───── RECORDS FOR THIS TASK

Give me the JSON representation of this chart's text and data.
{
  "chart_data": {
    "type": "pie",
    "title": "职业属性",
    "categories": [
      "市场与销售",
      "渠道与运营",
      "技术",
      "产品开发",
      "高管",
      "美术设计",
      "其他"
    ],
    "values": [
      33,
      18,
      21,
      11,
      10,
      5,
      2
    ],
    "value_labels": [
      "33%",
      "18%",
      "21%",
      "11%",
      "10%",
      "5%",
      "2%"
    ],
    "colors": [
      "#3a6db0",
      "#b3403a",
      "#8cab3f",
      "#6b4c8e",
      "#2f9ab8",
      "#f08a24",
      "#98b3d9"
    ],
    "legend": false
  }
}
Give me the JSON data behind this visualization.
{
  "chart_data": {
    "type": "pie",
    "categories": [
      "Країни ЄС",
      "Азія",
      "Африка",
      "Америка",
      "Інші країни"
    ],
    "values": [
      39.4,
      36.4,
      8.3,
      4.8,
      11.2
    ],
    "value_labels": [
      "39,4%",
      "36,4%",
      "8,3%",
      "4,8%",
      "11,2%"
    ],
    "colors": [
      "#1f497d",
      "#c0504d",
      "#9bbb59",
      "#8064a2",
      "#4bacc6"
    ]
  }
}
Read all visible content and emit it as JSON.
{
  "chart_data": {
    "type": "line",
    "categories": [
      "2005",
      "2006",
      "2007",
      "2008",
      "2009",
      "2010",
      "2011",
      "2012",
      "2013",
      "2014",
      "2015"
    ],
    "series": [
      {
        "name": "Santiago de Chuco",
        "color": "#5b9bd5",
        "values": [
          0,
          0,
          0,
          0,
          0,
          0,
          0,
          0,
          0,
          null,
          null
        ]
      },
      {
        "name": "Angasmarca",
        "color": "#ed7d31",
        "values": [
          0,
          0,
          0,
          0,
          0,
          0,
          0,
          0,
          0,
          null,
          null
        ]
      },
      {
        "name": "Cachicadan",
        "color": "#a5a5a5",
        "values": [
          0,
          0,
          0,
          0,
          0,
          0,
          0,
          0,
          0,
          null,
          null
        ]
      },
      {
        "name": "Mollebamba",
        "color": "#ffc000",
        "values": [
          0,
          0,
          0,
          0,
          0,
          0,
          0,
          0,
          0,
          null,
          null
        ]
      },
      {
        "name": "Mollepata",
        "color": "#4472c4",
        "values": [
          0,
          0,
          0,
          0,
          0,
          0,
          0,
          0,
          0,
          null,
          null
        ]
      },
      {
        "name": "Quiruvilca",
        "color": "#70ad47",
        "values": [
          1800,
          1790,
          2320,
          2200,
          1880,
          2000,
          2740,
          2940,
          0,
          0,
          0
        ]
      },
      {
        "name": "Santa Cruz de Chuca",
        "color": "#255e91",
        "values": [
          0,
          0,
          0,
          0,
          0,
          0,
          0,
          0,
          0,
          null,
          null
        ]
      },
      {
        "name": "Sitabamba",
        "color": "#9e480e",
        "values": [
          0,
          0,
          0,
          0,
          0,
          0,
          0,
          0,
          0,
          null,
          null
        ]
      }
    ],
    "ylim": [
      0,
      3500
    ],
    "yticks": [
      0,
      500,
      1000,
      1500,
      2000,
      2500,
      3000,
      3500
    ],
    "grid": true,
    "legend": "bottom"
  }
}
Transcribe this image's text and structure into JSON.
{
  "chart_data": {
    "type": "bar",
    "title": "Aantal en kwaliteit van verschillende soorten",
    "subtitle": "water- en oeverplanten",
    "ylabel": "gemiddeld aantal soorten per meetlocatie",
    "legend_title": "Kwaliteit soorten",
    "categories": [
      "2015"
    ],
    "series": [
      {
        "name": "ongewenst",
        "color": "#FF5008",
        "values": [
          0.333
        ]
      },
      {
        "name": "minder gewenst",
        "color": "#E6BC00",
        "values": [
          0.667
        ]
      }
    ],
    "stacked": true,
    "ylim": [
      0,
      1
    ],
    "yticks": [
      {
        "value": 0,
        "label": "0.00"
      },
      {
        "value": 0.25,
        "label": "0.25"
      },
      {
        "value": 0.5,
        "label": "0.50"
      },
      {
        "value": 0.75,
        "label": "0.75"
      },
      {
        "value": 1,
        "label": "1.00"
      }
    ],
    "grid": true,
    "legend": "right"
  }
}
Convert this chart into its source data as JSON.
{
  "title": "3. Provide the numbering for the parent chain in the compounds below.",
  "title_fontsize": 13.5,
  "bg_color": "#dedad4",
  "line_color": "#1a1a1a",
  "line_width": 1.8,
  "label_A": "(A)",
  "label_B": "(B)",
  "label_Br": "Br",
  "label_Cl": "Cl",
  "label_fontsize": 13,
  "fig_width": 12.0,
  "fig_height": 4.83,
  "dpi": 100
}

──────────

# SHORT TASK
Write every entry out again exactly.

# OUTPUT
Give me the JSON representation of this chart's text and data.
{
  "chart_data": {
    "type": "pie",
    "title": "职业属性",
    "categories": [
      "市场与销售",
      "渠道与运营",
      "技术",
      "产品开发",
      "高管",
      "美术设计",
      "其他"
    ],
    "values": [
      33,
      18,
      21,
      11,
      10,
      5,
      2
    ],
    "value_labels": [
      "33%",
      "18%",
      "21%",
      "11%",
      "10%",
      "5%",
      "2%"
    ],
    "colors": [
      "#3a6db0",
      "#b3403a",
      "#8cab3f",
      "#6b4c8e",
      "#2f9ab8",
      "#f08a24",
      "#98b3d9"
    ],
    "legend": false
  }
}
Give me the JSON data behind this visualization.
{
  "chart_data": {
    "type": "pie",
    "categories": [
      "Країни ЄС",
      "Азія",
      "Африка",
      "Америка",
      "Інші країни"
    ],
    "values": [
      39.4,
      36.4,
      8.3,
      4.8,
      11.2
    ],
    "value_labels": [
      "39,4%",
      "36,4%",
      "8,3%",
      "4,8%",
      "11,2%"
    ],
    "colors": [
      "#1f497d",
      "#c0504d",
      "#9bbb59",
      "#8064a2",
      "#4bacc6"
    ]
  }
}
Read all visible content and emit it as JSON.
{
  "chart_data": {
    "type": "line",
    "categories": [
      "2005",
      "2006",
      "2007",
      "2008",
      "2009",
      "2010",
      "2011",
      "2012",
      "2013",
      "2014",
      "2015"
    ],
    "series": [
      {
        "name": "Santiago de Chuco",
        "color": "#5b9bd5",
        "values": [
          0,
          0,
          0,
          0,
          0,
          0,
          0,
          0,
          0,
          null,
          null
        ]
      },
      {
        "name": "Angasmarca",
        "color": "#ed7d31",
        "values": [
          0,
          0,
          0,
          0,
          0,
          0,
          0,
          0,
          0,
          null,
          null
        ]
      },
      {
        "name": "Cachicadan",
        "color": "#a5a5a5",
        "values": [
          0,
          0,
          0,
          0,
          0,
          0,
          0,
          0,
          0,
          null,
          null
        ]
      },
      {
        "name": "Mollebamba",
        "color": "#ffc000",
        "values": [
          0,
          0,
          0,
          0,
          0,
          0,
          0,
          0,
          0,
          null,
          null
        ]
      },
      {
        "name": "Mollepata",
        "color": "#4472c4",
        "values": [
          0,
          0,
          0,
          0,
          0,
          0,
          0,
          0,
          0,
          null,
          null
        ]
      },
      {
        "name": "Quiruvilca",
        "color": "#70ad47",
        "values": [
          1800,
          1790,
          2320,
          2200,
          1880,
          2000,
          2740,
          2940,
          0,
          0,
          0
        ]
      },
      {
        "name": "Santa Cruz de Chuca",
        "color": "#255e91",
        "values": [
          0,
          0,
          0,
          0,
          0,
          0,
          0,
          0,
          0,
          null,
          null
        ]
      },
      {
        "name": "Sitabamba",
        "color": "#9e480e",
        "values": [
          0,
          0,
          0,
          0,
          0,
          0,
          0,
          0,
          0,
          null,
          null
        ]
      }
    ],
    "ylim": [
      0,
      3500
    ],
    "yticks": [
      0,
      500,
      1000,
      1500,
      2000,
      2500,
      3000,
      3500
    ],
    "grid": true,
    "legend": "bottom"
  }
}
Transcribe this image's text and structure into JSON.
{
  "chart_data": {
    "type": "bar",
    "title": "Aantal en kwaliteit van verschillende soorten",
    "subtitle": "water- en oeverplanten",
    "ylabel": "gemiddeld aantal soorten per meetlocatie",
    "legend_title": "Kwaliteit soorten",
    "categories": [
      "2015"
    ],
    "series": [
      {
        "name": "ongewenst",
        "color": "#FF5008",
        "values": [
          0.333
        ]
      },
      {
        "name": "minder gewenst",
        "color": "#E6BC00",
        "values": [
          0.667
        ]
      }
    ],
    "stacked": true,
    "ylim": [
      0,
      1
    ],
    "yticks": [
      {
        "value": 0,
        "label": "0.00"
      },
      {
        "value": 0.25,
        "label": "0.25"
      },
      {
        "value": 0.5,
        "label": "0.50"
      },
      {
        "value": 0.75,
        "label": "0.75"
      },
      {
        "value": 1,
        "label": "1.00"
      }
    ],
    "grid": true,
    "legend": "right"
  }
}
Convert this chart into its source data as JSON.
{
  "title": "3. Provide the numbering for the parent chain in the compounds below.",
  "title_fontsize": 13.5,
  "bg_color": "#dedad4",
  "line_color": "#1a1a1a",
  "line_width": 1.8,
  "label_A": "(A)",
  "label_B": "(B)",
  "label_Br": "Br",
  "label_Cl": "Cl",
  "label_fontsize": 13,
  "fig_width": 12.0,
  "fig_height": 4.83,
  "dpi": 100
}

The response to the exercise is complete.